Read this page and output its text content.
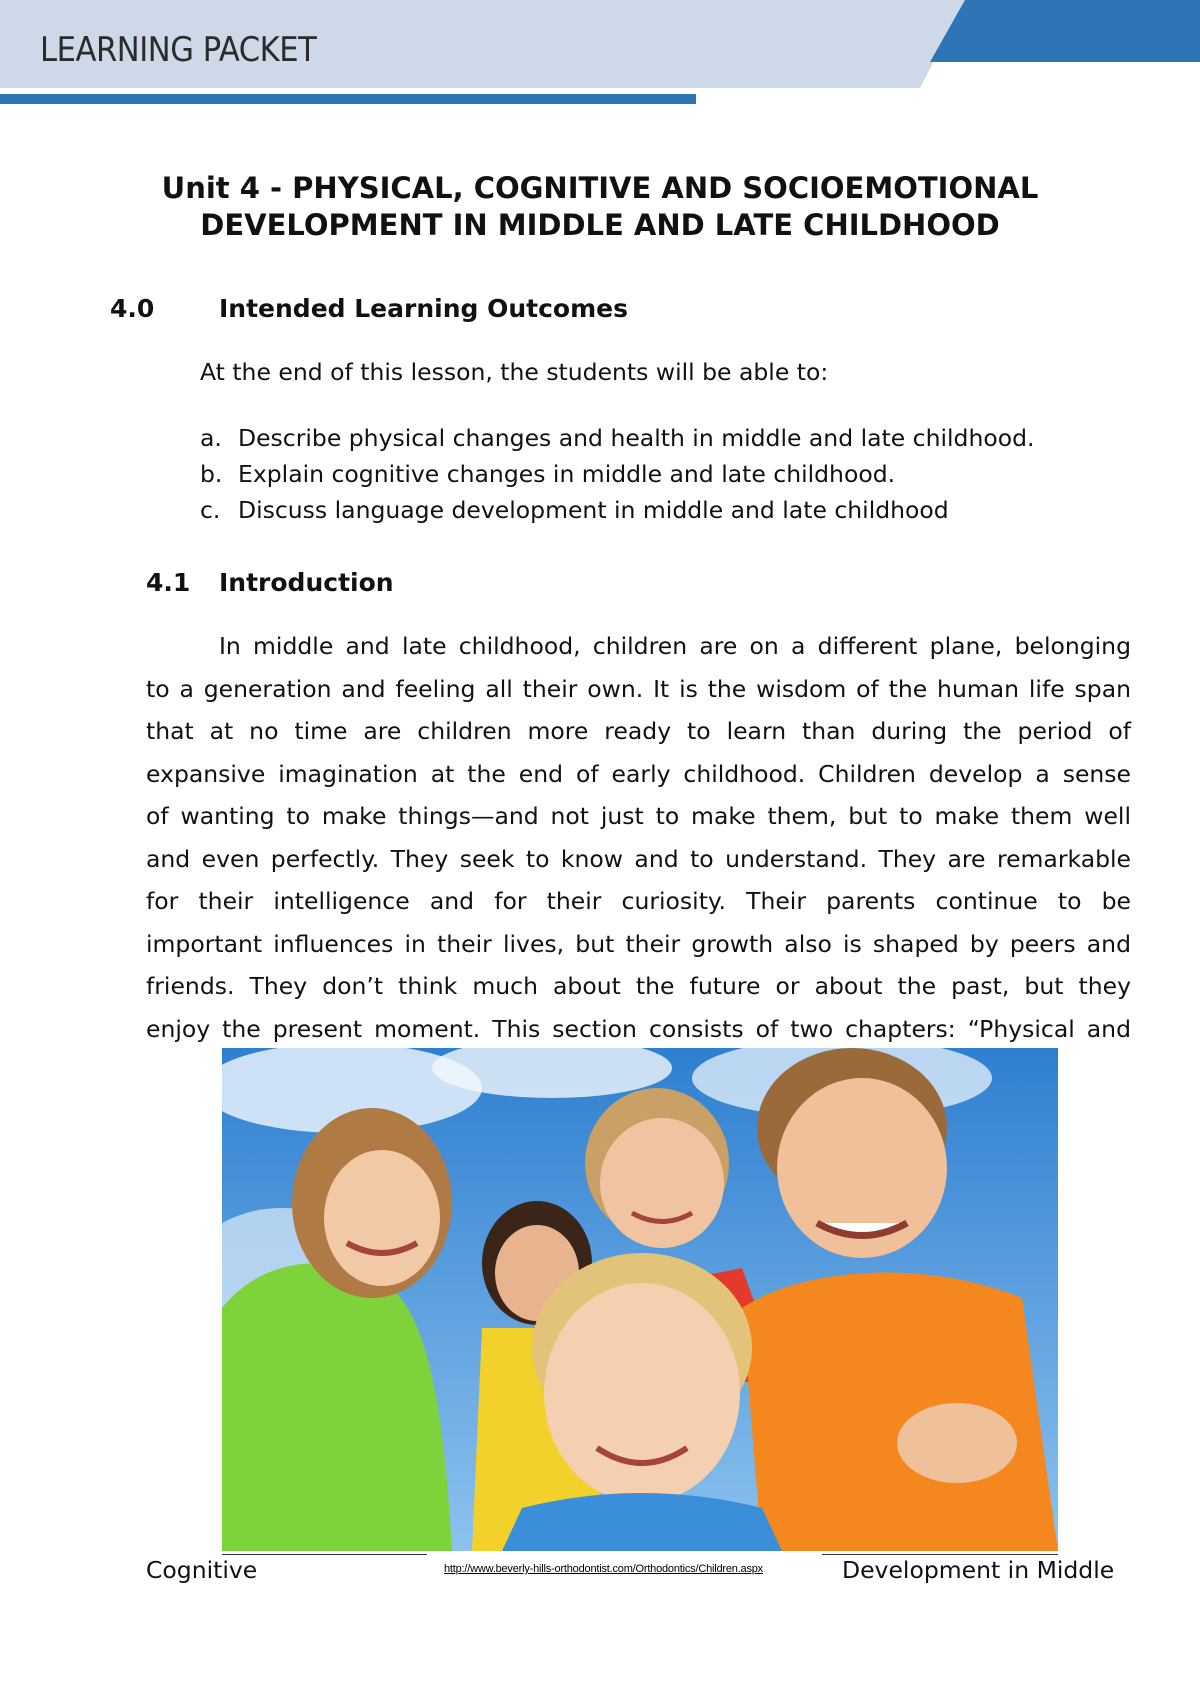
LEARNING PACKET
Unit 4 - PHYSICAL, COGNITIVE AND SOCIOEMOTIONAL
DEVELOPMENT IN MIDDLE AND LATE CHILDHOOD
4.0	Intended Learning Outcomes
At the end of this lesson, the students will be able to:
a. Describe physical changes and health in middle and late childhood.
b. Explain cognitive changes in middle and late childhood.
c. Discuss language development in middle and late childhood
4.1 Introduction
In middle and late childhood, children are on a different plane, belonging
to a generation and feeling all their own. It is the wisdom of the human life span
that at no time are children more ready to learn than during the period of
expansive imagination at the end of early childhood. Children develop a sense
of wanting to make things—and not just to make them, but to make them well
and even perfectly. They seek to know and to understand. They are remarkable
for their intelligence and for their curiosity. Their parents continue to be
important influences in their lives, but their growth also is shaped by peers and
friends. They don’t think much about the future or about the past, but they
enjoy the present moment. This section consists of two chapters: “Physical and
Cognitive	http://www.beverly-hills-orthodontist.com/Orthodontics/Children.aspx	Development in Middle
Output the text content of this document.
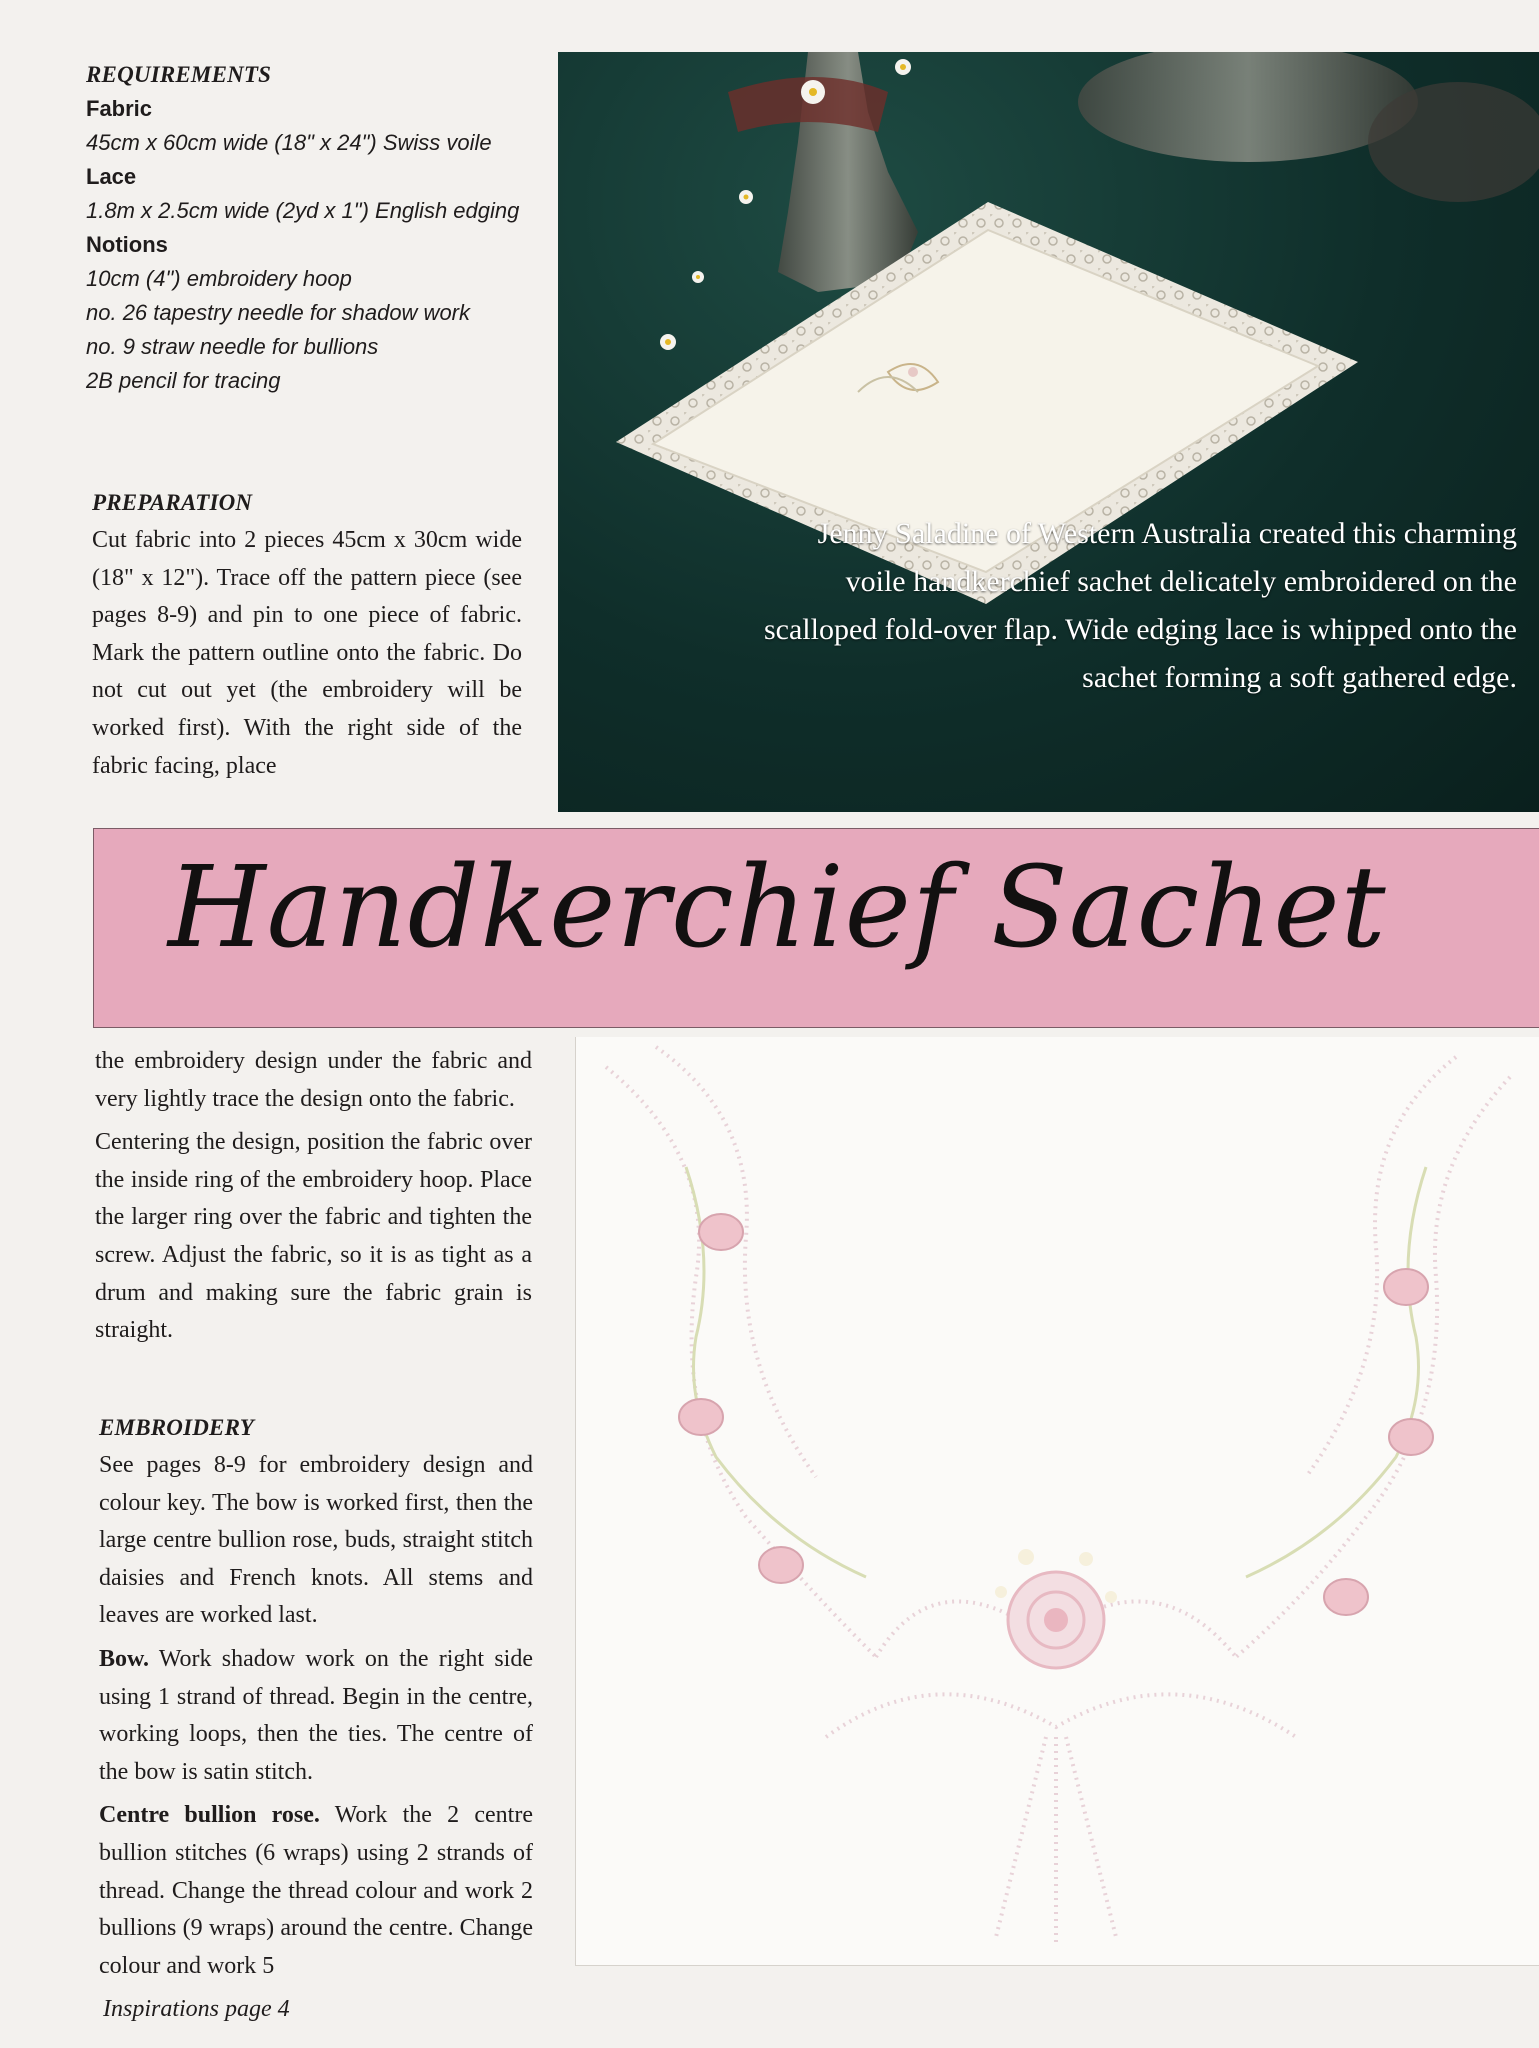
REQUIREMENTS
Fabric
45cm x 60cm wide (18" x 24") Swiss voile
Lace
1.8m x 2.5cm wide (2yd x 1") English edging
Notions
10cm (4") embroidery hoop
no. 26 tapestry needle for shadow work
no. 9 straw needle for bullions
2B pencil for tracing
PREPARATION

Cut fabric into 2 pieces 45cm x 30cm wide (18" x 12"). Trace off the pattern piece (see pages 8-9) and pin to one piece of fabric. Mark the pattern outline onto the fabric. Do not cut out yet (the embroidery will be worked first). With the right side of the fabric facing, place

Jenny Saladine of Western Australia created this charming voile handkerchief sachet delicately embroidered on the scalloped fold-over flap. Wide edging lace is whipped onto the sachet forming a soft gathered edge.
Handkerchief Sachet

the embroidery design under the fabric and very lightly trace the design onto the fabric.

Centering the design, position the fabric over the inside ring of the embroidery hoop. Place the larger ring over the fabric and tighten the screw. Adjust the fabric, so it is as tight as a drum and making sure the fabric grain is straight.

EMBROIDERY

See pages 8-9 for embroidery design and colour key. The bow is worked first, then the large centre bullion rose, buds, straight stitch daisies and French knots. All stems and leaves are worked last.

Bow. Work shadow work on the right side using 1 strand of thread. Begin in the centre, working loops, then the ties. The centre of the bow is satin stitch.

Centre bullion rose. Work the 2 centre bullion stitches (6 wraps) using 2 strands of thread. Change the thread colour and work 2 bullions (9 wraps) around the centre. Change colour and work 5

Inspirations page 4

◆ What the task requires:
Every line of text is to be repeated exactly; pictures are left out.

◆ Result for this exercise:
Read this page and output its text content.
LEARNING PACKET
Unit 4 - PHYSICAL, COGNITIVE AND SOCIOEMOTIONAL
DEVELOPMENT IN MIDDLE AND LATE CHILDHOOD
4.0	Intended Learning Outcomes
At the end of this lesson, the students will be able to:
a. Describe physical changes and health in middle and late childhood.
b. Explain cognitive changes in middle and late childhood.
c. Discuss language development in middle and late childhood
4.1 Introduction
In middle and late childhood, children are on a different plane, belonging
to a generation and feeling all their own. It is the wisdom of the human life span
that at no time are children more ready to learn than during the period of
expansive imagination at the end of early childhood. Children develop a sense
of wanting to make things—and not just to make them, but to make them well
and even perfectly. They seek to know and to understand. They are remarkable
for their intelligence and for their curiosity. Their parents continue to be
important influences in their lives, but their growth also is shaped by peers and
friends. They don’t think much about the future or about the past, but they
enjoy the present moment. This section consists of two chapters: “Physical and
Cognitive	http://www.beverly-hills-orthodontist.com/Orthodontics/Children.aspx	Development in Middle
Output the text content of this document.
REQUIREMENTS
Fabric
45cm x 60cm wide (18" x 24") Swiss voile
Lace
1.8m x 2.5cm wide (2yd x 1") English edging
Notions
10cm (4") embroidery hoop
no. 26 tapestry needle for shadow work
no. 9 straw needle for bullions
2B pencil for tracing
PREPARATION

Cut fabric into 2 pieces 45cm x 30cm wide (18" x 12"). Trace off the pattern piece (see pages 8-9) and pin to one piece of fabric. Mark the pattern outline onto the fabric. Do not cut out yet (the embroidery will be worked first). With the right side of the fabric facing, place

Jenny Saladine of Western Australia created this charming voile handkerchief sachet delicately embroidered on the scalloped fold-over flap. Wide edging lace is whipped onto the sachet forming a soft gathered edge.
Handkerchief Sachet

the embroidery design under the fabric and very lightly trace the design onto the fabric.

Centering the design, position the fabric over the inside ring of the embroidery hoop. Place the larger ring over the fabric and tighten the screw. Adjust the fabric, so it is as tight as a drum and making sure the fabric grain is straight.

EMBROIDERY

See pages 8-9 for embroidery design and colour key. The bow is worked first, then the large centre bullion rose, buds, straight stitch daisies and French knots. All stems and leaves are worked last.

Bow. Work shadow work on the right side using 1 strand of thread. Begin in the centre, working loops, then the ties. The centre of the bow is satin stitch.

Centre bullion rose. Work the 2 centre bullion stitches (6 wraps) using 2 strands of thread. Change the thread colour and work 2 bullions (9 wraps) around the centre. Change colour and work 5

Inspirations page 4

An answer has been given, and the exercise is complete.